* **Goal**
Find each line containing the string "MANY" and return it.

[Dataset records]
· · ·

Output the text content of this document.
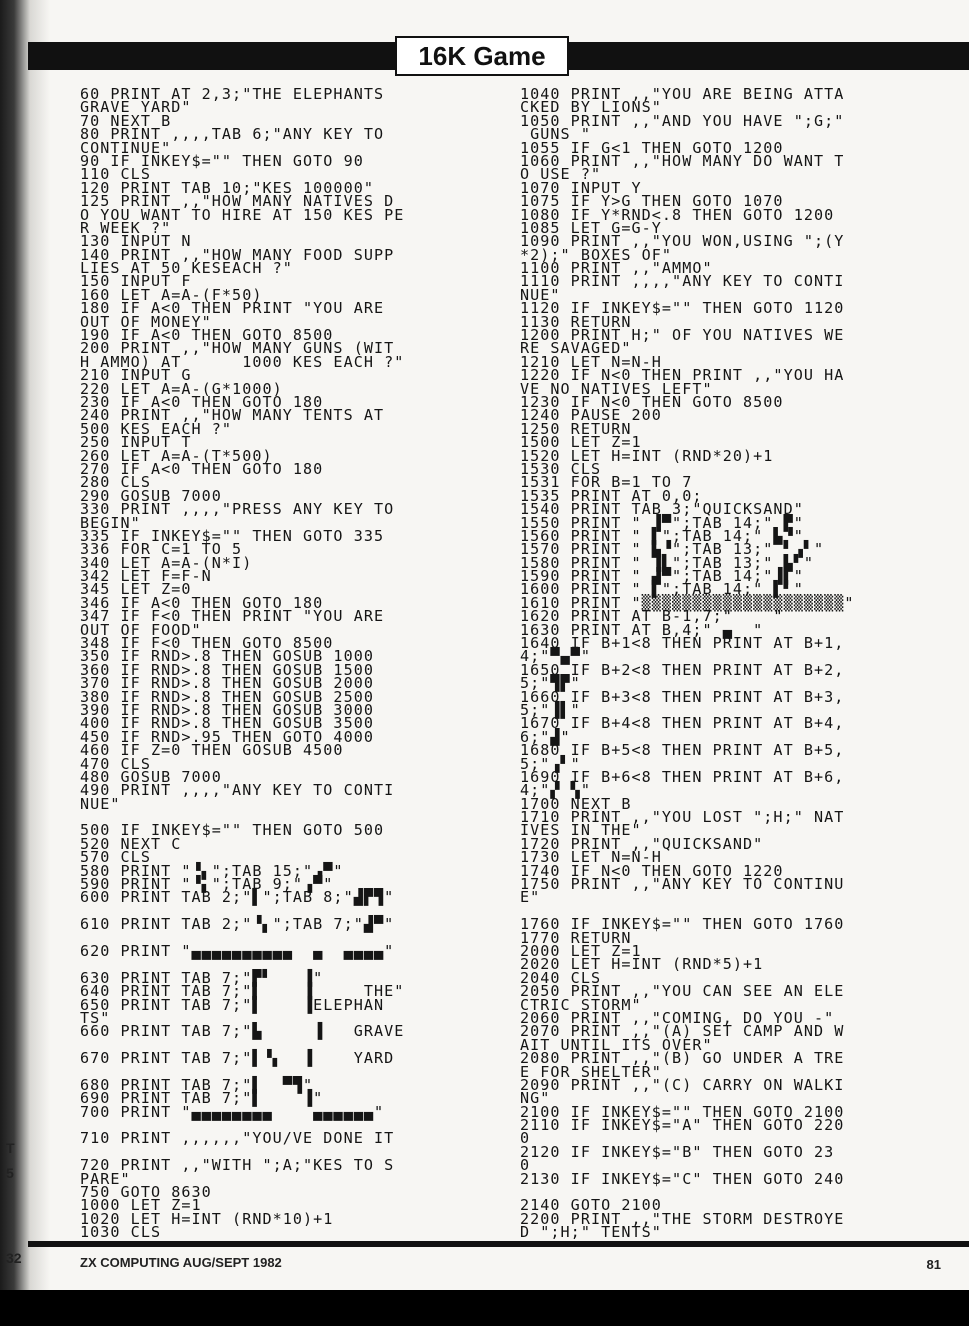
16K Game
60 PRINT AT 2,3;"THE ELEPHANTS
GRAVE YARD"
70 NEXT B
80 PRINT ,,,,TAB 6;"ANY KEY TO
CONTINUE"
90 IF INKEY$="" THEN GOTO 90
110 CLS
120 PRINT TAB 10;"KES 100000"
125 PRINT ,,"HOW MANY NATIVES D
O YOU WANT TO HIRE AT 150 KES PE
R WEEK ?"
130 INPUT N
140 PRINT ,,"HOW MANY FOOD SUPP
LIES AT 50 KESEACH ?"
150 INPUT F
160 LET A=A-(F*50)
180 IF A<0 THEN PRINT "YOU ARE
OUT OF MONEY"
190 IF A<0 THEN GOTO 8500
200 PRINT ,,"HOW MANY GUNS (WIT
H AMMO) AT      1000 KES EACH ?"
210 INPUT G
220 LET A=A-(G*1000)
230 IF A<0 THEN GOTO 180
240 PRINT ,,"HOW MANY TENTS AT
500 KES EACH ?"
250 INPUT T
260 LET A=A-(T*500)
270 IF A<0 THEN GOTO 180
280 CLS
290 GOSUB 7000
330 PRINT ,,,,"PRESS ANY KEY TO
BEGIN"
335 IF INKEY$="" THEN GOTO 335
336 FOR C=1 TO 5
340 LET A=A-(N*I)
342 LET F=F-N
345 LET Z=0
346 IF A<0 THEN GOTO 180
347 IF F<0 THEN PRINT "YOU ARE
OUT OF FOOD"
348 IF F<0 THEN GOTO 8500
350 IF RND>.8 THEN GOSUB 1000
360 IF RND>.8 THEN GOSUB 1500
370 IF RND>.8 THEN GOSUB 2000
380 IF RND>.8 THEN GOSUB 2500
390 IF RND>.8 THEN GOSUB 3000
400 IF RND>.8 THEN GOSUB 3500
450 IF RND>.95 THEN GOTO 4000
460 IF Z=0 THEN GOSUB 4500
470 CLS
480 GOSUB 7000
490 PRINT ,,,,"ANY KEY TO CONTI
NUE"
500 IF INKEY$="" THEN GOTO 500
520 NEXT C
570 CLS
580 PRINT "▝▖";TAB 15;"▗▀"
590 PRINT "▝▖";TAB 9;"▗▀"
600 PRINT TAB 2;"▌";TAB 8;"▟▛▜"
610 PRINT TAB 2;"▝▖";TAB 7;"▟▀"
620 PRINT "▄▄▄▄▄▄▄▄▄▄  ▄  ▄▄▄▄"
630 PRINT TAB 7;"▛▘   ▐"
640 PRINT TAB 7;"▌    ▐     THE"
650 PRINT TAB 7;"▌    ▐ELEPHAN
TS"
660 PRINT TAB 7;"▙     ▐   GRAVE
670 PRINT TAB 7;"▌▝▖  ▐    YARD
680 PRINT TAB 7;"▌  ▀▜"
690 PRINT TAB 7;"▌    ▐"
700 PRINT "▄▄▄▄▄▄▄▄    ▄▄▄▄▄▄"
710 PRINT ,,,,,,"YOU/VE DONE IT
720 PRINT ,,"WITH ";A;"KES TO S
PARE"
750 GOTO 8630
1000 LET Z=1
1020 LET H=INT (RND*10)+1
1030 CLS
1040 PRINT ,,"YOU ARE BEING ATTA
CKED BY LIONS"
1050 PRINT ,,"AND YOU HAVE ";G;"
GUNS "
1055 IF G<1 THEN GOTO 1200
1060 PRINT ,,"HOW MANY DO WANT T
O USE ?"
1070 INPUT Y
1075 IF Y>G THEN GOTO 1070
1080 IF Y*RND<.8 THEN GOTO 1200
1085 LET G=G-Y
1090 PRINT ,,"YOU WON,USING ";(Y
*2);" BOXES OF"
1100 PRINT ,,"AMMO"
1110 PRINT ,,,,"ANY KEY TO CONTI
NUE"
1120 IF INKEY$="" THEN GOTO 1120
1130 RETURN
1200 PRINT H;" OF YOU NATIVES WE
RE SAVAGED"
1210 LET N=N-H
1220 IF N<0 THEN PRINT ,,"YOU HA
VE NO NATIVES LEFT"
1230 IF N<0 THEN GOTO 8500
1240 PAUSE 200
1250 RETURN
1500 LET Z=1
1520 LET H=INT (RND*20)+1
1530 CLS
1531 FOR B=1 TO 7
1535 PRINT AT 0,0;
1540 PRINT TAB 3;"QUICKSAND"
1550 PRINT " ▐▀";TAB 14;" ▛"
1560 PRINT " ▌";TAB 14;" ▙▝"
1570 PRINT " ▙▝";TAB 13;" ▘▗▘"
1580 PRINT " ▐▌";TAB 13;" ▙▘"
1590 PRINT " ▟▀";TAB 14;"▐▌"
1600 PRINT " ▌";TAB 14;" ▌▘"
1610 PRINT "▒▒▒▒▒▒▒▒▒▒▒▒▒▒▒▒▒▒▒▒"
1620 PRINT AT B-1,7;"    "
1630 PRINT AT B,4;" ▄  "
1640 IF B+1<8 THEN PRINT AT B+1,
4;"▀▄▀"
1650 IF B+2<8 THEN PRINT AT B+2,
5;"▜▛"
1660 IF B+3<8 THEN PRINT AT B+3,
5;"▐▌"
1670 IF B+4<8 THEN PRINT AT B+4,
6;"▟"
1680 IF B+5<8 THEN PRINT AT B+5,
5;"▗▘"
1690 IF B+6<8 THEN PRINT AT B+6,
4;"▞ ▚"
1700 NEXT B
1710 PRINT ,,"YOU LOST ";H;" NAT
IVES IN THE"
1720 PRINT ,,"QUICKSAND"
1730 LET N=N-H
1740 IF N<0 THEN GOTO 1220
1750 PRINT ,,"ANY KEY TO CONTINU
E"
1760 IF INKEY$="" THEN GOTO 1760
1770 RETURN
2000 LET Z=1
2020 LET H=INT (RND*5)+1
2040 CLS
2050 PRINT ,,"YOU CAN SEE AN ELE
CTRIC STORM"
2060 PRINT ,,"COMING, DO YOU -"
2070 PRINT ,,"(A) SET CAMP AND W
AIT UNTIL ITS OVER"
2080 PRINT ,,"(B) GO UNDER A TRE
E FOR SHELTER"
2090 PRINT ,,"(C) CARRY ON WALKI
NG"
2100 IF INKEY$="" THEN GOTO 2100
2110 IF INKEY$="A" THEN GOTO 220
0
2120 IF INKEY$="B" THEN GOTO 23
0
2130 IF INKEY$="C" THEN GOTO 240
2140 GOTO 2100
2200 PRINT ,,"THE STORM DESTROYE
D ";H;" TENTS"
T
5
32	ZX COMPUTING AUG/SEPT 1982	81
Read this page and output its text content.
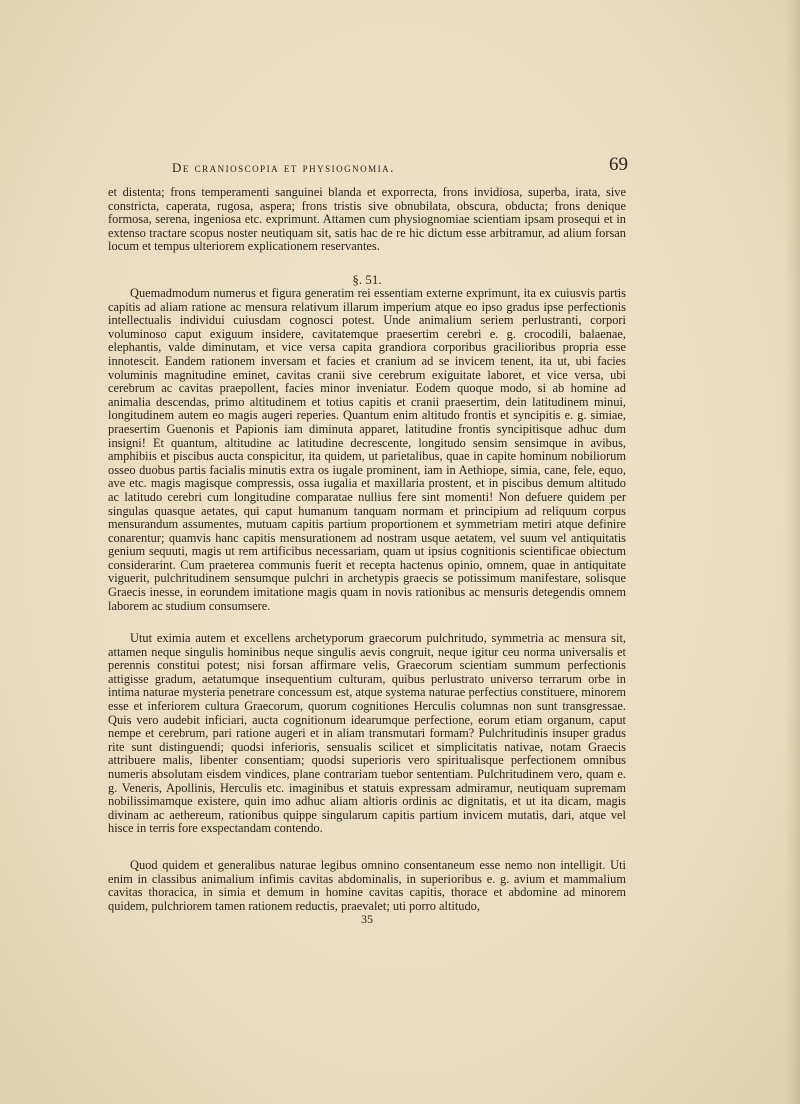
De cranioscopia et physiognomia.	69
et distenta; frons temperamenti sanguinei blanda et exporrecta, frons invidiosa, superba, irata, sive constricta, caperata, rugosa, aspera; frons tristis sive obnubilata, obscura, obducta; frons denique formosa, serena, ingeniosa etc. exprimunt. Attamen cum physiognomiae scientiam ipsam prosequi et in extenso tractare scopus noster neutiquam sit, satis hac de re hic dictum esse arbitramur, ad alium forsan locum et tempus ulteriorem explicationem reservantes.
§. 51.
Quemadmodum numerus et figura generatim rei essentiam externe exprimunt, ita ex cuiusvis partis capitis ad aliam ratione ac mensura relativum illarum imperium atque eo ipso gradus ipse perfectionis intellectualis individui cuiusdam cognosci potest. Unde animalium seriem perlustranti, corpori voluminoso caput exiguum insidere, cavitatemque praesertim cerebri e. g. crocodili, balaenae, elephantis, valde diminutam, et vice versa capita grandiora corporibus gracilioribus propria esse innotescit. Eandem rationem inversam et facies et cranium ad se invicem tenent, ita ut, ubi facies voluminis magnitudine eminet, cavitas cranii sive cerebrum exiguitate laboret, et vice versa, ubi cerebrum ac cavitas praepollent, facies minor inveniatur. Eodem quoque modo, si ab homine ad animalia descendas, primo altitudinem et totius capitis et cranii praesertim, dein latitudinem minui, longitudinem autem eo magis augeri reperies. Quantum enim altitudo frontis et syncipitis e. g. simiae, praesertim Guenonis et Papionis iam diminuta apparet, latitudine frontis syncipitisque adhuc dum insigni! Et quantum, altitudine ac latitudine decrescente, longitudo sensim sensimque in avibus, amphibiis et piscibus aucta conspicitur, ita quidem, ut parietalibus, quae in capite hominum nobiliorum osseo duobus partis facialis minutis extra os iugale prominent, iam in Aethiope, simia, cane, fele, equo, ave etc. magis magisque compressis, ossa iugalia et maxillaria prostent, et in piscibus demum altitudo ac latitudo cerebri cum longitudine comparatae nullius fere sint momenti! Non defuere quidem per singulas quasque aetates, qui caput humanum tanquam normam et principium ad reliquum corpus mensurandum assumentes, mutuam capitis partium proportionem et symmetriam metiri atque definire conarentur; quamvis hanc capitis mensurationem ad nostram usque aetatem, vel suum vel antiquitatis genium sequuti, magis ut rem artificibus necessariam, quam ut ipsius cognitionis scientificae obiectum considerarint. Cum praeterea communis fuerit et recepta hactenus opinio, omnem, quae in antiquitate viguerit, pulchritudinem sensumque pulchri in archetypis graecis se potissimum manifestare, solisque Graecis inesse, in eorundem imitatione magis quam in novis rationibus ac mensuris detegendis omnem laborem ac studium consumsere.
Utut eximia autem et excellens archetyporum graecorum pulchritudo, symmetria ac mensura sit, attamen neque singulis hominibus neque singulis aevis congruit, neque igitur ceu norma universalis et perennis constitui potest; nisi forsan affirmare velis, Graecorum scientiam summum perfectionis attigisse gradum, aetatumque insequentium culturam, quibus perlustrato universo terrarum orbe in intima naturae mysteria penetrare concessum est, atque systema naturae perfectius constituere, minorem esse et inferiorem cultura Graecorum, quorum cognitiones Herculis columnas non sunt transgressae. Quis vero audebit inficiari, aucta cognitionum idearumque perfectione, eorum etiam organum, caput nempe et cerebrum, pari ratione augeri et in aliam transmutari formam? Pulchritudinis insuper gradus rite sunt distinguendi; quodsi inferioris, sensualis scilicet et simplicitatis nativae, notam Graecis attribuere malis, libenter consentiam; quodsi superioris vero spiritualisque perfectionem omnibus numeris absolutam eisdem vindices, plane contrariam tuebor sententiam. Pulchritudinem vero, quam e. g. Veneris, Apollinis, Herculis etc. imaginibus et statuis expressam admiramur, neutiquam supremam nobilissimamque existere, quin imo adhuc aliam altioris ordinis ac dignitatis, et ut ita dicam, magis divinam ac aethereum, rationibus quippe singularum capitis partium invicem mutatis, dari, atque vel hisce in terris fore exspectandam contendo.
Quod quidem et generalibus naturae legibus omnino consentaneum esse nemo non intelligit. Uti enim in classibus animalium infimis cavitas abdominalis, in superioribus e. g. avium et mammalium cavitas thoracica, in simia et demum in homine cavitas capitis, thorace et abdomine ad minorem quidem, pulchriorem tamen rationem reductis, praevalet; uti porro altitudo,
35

· · ·

* **The completed task**
125 PRINT ,,"HOW MANY NATIVES D
140 PRINT ,,"HOW MANY FOOD SUPP
200 PRINT ,,"HOW MANY GUNS (WIT
240 PRINT ,,"HOW MANY TENTS AT
1060 PRINT ,,"HOW MANY DO WANT T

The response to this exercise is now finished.